__EXERCISE BRIEF__: Scan the listing below and copy every line holding "Documents".

__PROVIDED ENTRIES__:
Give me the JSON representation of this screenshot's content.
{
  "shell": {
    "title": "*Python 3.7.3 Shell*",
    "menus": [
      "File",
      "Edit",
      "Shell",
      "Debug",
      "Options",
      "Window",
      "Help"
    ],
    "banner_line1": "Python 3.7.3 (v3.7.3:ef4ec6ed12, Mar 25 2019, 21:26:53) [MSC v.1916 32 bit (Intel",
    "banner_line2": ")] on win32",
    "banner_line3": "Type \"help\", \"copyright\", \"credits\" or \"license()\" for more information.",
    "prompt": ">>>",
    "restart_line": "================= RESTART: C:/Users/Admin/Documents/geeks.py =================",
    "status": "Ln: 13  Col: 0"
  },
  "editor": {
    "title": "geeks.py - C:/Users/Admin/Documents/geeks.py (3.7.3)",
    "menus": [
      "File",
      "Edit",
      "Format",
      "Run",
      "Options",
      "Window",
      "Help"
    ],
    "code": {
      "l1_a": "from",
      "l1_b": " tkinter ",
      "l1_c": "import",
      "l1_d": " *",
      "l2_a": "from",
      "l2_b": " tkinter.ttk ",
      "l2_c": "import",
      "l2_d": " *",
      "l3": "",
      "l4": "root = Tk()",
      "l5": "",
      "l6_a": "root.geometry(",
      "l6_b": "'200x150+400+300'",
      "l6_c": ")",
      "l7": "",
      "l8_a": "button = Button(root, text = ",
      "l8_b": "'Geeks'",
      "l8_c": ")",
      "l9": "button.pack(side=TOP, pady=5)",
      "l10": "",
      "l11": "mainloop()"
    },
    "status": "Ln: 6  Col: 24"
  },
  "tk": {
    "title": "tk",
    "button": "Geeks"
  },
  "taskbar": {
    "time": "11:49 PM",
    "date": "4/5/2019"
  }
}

__REPLY__:
    "restart_line": "================= RESTART: C:/Users/Admin/Documents/geeks.py =================",
    "title": "geeks.py - C:/Users/Admin/Documents/geeks.py (3.7.3)",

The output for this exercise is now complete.